Please collect every line of the data below that contains the word "needle".

══════════════════════════════

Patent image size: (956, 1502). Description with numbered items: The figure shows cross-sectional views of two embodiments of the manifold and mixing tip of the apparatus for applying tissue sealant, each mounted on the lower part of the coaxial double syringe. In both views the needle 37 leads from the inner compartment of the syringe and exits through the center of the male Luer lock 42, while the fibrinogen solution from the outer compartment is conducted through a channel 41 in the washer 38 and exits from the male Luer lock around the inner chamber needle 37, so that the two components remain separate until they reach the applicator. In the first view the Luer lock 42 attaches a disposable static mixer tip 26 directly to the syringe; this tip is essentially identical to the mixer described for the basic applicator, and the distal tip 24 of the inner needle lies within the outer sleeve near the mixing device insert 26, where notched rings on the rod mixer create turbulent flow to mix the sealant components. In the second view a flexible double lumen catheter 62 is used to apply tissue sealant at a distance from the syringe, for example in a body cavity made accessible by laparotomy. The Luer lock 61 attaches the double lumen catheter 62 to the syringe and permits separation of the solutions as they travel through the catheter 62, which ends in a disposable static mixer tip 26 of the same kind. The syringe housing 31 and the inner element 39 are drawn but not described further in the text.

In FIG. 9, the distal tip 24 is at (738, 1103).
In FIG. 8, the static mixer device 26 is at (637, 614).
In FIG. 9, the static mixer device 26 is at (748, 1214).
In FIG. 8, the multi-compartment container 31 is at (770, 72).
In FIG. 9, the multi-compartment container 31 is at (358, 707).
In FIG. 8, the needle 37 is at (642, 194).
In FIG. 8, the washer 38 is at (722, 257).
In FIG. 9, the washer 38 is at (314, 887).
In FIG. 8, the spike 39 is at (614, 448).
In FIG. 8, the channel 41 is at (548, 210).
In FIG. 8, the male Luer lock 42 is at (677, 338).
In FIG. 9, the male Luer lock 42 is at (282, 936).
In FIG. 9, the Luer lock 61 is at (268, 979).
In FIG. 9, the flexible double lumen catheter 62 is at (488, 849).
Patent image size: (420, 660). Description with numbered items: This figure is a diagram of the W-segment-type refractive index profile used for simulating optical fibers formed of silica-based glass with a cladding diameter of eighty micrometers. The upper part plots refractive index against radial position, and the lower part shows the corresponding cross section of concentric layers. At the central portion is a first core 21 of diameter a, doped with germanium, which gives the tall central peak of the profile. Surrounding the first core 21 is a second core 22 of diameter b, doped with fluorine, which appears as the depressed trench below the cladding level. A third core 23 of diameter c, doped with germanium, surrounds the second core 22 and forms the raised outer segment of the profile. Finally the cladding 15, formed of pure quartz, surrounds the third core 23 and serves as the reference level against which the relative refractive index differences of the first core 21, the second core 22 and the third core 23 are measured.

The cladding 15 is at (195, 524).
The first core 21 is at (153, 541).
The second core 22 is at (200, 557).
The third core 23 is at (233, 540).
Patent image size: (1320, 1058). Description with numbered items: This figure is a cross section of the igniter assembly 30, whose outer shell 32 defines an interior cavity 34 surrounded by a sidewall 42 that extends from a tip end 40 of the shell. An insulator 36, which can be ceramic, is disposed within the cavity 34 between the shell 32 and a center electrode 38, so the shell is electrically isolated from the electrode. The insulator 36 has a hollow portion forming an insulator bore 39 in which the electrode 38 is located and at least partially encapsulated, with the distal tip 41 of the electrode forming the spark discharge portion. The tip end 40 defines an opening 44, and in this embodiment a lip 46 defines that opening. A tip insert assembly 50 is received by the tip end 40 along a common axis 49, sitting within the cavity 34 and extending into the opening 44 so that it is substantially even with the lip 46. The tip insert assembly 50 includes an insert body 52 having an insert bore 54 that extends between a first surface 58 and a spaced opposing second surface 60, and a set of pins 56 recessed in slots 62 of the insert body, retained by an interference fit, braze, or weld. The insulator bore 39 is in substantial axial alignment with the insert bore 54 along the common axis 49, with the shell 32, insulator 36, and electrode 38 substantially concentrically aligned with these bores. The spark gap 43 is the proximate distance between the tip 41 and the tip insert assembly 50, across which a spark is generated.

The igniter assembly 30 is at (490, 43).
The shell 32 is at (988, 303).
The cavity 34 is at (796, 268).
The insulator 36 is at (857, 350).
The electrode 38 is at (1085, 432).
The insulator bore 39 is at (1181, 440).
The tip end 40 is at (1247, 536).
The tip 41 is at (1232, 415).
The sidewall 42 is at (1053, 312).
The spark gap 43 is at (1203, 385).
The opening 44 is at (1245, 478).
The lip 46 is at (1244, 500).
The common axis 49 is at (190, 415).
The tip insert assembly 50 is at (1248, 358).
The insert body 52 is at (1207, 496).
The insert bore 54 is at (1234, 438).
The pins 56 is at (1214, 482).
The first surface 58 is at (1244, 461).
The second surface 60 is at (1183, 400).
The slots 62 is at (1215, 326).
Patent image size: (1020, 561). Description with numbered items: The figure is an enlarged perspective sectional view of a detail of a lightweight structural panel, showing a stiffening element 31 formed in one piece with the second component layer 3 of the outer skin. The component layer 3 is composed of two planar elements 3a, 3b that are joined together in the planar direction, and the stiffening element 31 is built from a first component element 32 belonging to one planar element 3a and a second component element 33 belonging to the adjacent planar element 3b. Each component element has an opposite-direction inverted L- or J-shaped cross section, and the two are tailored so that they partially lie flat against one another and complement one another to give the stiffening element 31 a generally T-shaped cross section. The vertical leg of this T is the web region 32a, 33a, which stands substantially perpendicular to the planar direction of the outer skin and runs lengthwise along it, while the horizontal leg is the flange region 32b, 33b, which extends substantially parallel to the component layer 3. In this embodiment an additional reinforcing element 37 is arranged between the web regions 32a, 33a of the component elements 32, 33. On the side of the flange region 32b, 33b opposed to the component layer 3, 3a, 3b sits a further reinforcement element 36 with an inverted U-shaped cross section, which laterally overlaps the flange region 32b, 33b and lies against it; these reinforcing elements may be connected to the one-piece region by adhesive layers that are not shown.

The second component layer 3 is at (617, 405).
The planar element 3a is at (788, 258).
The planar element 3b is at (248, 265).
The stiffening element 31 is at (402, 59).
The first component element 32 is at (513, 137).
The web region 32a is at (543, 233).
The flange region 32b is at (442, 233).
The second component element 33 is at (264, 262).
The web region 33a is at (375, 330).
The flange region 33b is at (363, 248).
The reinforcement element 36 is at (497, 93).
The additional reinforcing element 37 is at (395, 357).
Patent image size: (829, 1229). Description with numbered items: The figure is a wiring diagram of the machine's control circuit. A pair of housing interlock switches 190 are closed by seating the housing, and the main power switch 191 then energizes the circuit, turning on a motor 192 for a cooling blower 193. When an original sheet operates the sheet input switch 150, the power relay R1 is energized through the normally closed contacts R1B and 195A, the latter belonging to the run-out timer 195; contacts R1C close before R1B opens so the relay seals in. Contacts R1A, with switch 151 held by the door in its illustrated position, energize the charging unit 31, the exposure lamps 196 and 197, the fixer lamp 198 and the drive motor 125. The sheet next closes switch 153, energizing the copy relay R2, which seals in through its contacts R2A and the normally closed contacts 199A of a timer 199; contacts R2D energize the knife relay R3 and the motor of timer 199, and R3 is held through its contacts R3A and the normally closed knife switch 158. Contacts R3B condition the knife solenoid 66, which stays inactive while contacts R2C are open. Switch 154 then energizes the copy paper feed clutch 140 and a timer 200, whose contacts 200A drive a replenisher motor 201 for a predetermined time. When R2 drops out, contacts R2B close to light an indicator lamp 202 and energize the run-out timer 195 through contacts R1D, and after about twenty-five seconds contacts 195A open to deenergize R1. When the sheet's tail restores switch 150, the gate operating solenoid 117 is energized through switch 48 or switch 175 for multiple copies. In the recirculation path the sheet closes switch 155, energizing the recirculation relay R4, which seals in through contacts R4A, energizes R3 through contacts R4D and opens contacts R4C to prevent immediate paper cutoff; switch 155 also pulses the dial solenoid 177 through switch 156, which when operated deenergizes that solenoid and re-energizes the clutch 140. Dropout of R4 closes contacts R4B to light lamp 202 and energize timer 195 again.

══════════════════════════════

▸ Exercise response:
Patent image size: (956, 1502). Description with numbered items: The figure shows cross-sectional views of two embodiments of the manifold and mixing tip of the apparatus for applying tissue sealant, each mounted on the lower part of the coaxial double syringe. In both views the needle 37 leads from the inner compartment of the syringe and exits through the center of the male Luer lock 42, while the fibrinogen solution from the outer compartment is conducted through a channel 41 in the washer 38 and exits from the male Luer lock around the inner chamber needle 37, so that the two components remain separate until they reach the applicator. In the first view the Luer lock 42 attaches a disposable static mixer tip 26 directly to the syringe; this tip is essentially identical to the mixer described for the basic applicator, and the distal tip 24 of the inner needle lies within the outer sleeve near the mixing device insert 26, where notched rings on the rod mixer create turbulent flow to mix the sealant components. In the second view a flexible double lumen catheter 62 is used to apply tissue sealant at a distance from the syringe, for example in a body cavity made accessible by laparotomy. The Luer lock 61 attaches the double lumen catheter 62 to the syringe and permits separation of the solutions as they travel through the catheter 62, which ends in a disposable static mixer tip 26 of the same kind. The syringe housing 31 and the inner element 39 are drawn but not described further in the text.
In FIG. 8, the needle 37 is at (642, 194).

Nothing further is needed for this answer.